* _EXERCISE DETAILS_:
Extract all of the data and reproduce it precisely.

-- Begin --

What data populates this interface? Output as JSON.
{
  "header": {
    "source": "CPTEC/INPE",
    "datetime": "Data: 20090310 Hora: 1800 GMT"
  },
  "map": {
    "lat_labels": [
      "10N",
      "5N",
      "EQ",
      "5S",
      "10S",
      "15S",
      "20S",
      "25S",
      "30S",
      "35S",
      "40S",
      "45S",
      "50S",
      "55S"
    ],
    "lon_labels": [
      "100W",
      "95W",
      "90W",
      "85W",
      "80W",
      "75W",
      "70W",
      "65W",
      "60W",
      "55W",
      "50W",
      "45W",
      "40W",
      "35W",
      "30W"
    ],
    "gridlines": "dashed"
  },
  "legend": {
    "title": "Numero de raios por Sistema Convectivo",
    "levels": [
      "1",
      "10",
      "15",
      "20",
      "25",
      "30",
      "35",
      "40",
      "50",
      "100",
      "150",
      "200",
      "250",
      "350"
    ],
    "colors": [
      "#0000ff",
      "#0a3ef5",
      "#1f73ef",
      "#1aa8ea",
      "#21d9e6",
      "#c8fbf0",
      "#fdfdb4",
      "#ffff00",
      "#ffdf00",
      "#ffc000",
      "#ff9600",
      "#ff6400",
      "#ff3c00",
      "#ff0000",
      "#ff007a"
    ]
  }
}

-- End --

* _COMPLETE OUTPUT_:
What data populates this interface? Output as JSON.
{
  "header": {
    "source": "CPTEC/INPE",
    "datetime": "Data: 20090310 Hora: 1800 GMT"
  },
  "map": {
    "lat_labels": [
      "10N",
      "5N",
      "EQ",
      "5S",
      "10S",
      "15S",
      "20S",
      "25S",
      "30S",
      "35S",
      "40S",
      "45S",
      "50S",
      "55S"
    ],
    "lon_labels": [
      "100W",
      "95W",
      "90W",
      "85W",
      "80W",
      "75W",
      "70W",
      "65W",
      "60W",
      "55W",
      "50W",
      "45W",
      "40W",
      "35W",
      "30W"
    ],
    "gridlines": "dashed"
  },
  "legend": {
    "title": "Numero de raios por Sistema Convectivo",
    "levels": [
      "1",
      "10",
      "15",
      "20",
      "25",
      "30",
      "35",
      "40",
      "50",
      "100",
      "150",
      "200",
      "250",
      "350"
    ],
    "colors": [
      "#0000ff",
      "#0a3ef5",
      "#1f73ef",
      "#1aa8ea",
      "#21d9e6",
      "#c8fbf0",
      "#fdfdb4",
      "#ffff00",
      "#ffdf00",
      "#ffc000",
      "#ff9600",
      "#ff6400",
      "#ff3c00",
      "#ff0000",
      "#ff007a"
    ]
  }
}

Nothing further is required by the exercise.